● EXERCISE
Below are the records. State how many of their lines hold the word "Graphic", and add nothing else.

● Data about app and page elements
*** Block opens ***

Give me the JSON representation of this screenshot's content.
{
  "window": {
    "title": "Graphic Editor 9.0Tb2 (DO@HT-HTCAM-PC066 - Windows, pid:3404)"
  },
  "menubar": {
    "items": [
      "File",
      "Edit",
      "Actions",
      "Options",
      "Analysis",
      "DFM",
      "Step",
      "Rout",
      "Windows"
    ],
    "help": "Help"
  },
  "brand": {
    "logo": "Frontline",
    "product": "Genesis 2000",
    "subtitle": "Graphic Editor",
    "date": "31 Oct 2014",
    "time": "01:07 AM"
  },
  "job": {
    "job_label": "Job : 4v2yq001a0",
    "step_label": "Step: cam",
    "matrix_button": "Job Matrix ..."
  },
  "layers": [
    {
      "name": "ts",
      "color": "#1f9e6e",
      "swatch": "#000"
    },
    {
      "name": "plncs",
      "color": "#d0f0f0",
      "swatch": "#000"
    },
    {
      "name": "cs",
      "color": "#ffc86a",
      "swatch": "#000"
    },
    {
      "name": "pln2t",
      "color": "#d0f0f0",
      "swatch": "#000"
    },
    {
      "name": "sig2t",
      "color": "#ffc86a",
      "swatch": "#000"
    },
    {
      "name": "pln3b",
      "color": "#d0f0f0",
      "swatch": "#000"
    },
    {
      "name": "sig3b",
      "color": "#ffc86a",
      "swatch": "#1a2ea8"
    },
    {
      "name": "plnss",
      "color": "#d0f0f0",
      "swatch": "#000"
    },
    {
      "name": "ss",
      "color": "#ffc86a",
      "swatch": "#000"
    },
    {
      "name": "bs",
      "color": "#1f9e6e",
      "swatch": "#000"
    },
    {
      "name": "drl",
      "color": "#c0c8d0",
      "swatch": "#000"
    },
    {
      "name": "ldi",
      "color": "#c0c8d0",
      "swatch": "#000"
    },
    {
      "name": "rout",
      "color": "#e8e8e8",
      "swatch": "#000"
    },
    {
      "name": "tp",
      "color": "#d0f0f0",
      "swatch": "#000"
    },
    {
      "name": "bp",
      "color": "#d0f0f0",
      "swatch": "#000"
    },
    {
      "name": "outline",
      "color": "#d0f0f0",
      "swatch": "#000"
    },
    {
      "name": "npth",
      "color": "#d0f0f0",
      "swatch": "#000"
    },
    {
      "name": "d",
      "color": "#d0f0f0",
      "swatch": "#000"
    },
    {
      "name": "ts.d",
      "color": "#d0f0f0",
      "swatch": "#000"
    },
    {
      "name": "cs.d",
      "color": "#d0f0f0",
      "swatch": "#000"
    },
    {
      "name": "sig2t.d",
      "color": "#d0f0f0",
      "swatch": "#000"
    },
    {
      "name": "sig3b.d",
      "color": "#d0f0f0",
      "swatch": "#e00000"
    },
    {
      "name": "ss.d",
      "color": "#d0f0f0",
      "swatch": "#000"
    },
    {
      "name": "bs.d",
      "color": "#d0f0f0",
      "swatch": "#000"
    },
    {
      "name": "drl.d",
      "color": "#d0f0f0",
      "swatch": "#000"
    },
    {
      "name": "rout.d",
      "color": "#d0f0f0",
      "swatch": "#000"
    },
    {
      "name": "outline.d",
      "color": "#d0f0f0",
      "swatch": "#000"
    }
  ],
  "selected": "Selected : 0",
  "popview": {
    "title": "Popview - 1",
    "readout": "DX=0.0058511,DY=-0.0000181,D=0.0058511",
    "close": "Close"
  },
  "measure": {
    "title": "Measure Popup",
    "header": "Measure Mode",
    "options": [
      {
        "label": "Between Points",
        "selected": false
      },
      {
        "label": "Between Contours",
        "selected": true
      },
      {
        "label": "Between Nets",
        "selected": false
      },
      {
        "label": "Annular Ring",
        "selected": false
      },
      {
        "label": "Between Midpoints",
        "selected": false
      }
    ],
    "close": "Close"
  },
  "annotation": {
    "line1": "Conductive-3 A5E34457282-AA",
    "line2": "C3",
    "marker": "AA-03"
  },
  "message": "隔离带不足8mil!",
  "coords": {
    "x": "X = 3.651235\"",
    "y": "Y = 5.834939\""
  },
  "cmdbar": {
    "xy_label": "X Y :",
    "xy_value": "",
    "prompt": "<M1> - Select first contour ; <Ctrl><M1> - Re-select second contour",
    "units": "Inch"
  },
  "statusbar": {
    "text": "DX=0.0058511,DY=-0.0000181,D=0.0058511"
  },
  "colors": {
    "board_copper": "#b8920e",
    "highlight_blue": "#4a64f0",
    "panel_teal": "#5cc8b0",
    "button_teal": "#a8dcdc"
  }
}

*** Block closes ***

● ANSWER TO THE PROBLEM
2